DATASET ENTRIES
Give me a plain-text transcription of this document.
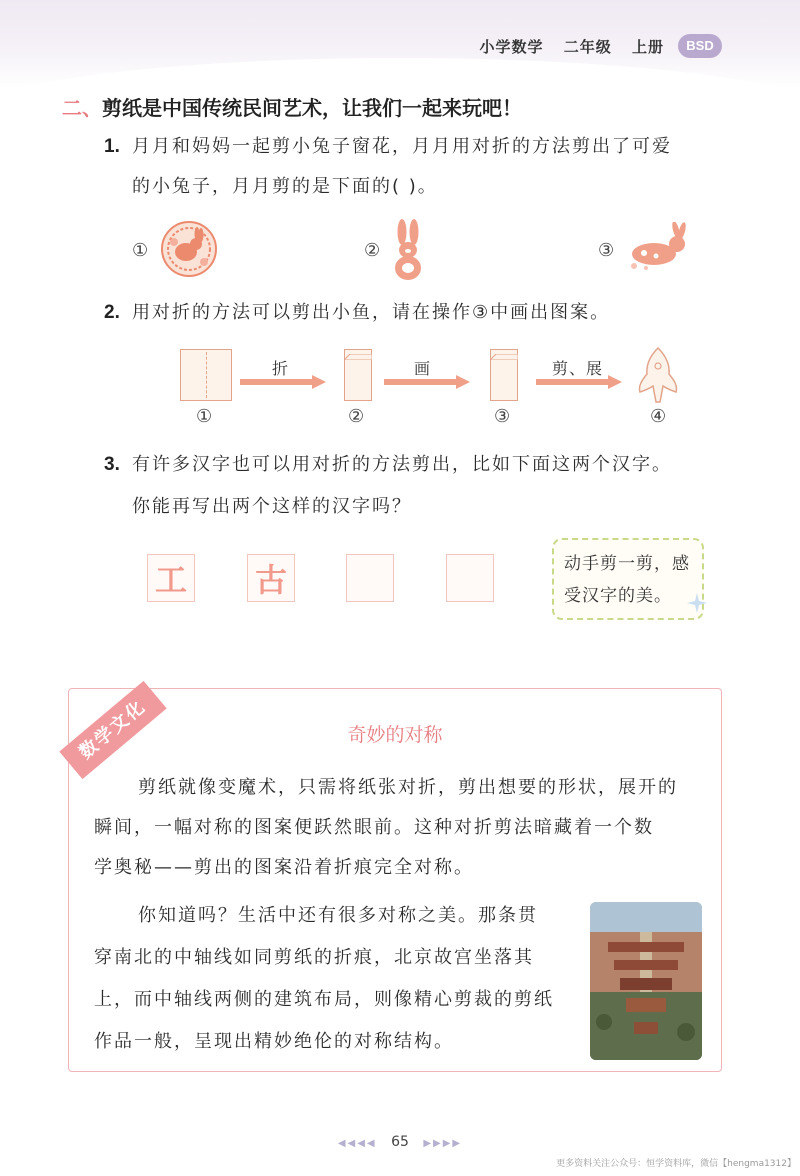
小学数学 二年级 上册	BSD
二、剪纸是中国传统民间艺术，让我们一起来玩吧！
1. 月月和妈妈一起剪小兔子窗花，月月用对折的方法剪出了可爱
的小兔子，月月剪的是下面的( )。
①	②	③
2. 用对折的方法可以剪出小鱼，请在操作③中画出图案。
折	画	剪、展
①	②	③	④
3. 有许多汉字也可以用对折的方法剪出，比如下面这两个汉字。
你能再写出两个这样的汉字吗？
工 古	动手剪一剪，感
受汉字的美。
数学文化	奇妙的对称
剪纸就像变魔术，只需将纸张对折，剪出想要的形状，展开的
瞬间，一幅对称的图案便跃然眼前。这种对折剪法暗藏着一个数
学奥秘——剪出的图案沿着折痕完全对称。
你知道吗？生活中还有很多对称之美。那条贯
穿南北的中轴线如同剪纸的折痕，北京故宫坐落其
上，而中轴线两侧的建筑布局，则像精心剪裁的剪纸
作品一般，呈现出精妙绝伦的对称结构。
◀◀◀◀ 65 ▶▶▶▶
更多资料关注公众号：恒学资料库，微信【hengma1312】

EXERCISE DESCRIPTION
All the records need to be repeated exactly, with the images dropped.

FULL OUTPUT
Give me a plain-text transcription of this document.
小学数学 二年级 上册	BSD
二、剪纸是中国传统民间艺术，让我们一起来玩吧！
1. 月月和妈妈一起剪小兔子窗花，月月用对折的方法剪出了可爱
的小兔子，月月剪的是下面的( )。
①	②	③
2. 用对折的方法可以剪出小鱼，请在操作③中画出图案。
折	画	剪、展
①	②	③	④
3. 有许多汉字也可以用对折的方法剪出，比如下面这两个汉字。
你能再写出两个这样的汉字吗？
工 古	动手剪一剪，感
受汉字的美。
数学文化	奇妙的对称
剪纸就像变魔术，只需将纸张对折，剪出想要的形状，展开的
瞬间，一幅对称的图案便跃然眼前。这种对折剪法暗藏着一个数
学奥秘——剪出的图案沿着折痕完全对称。
你知道吗？生活中还有很多对称之美。那条贯
穿南北的中轴线如同剪纸的折痕，北京故宫坐落其
上，而中轴线两侧的建筑布局，则像精心剪裁的剪纸
作品一般，呈现出精妙绝伦的对称结构。
◀◀◀◀ 65 ▶▶▶▶
更多资料关注公众号：恒学资料库，微信【hengma1312】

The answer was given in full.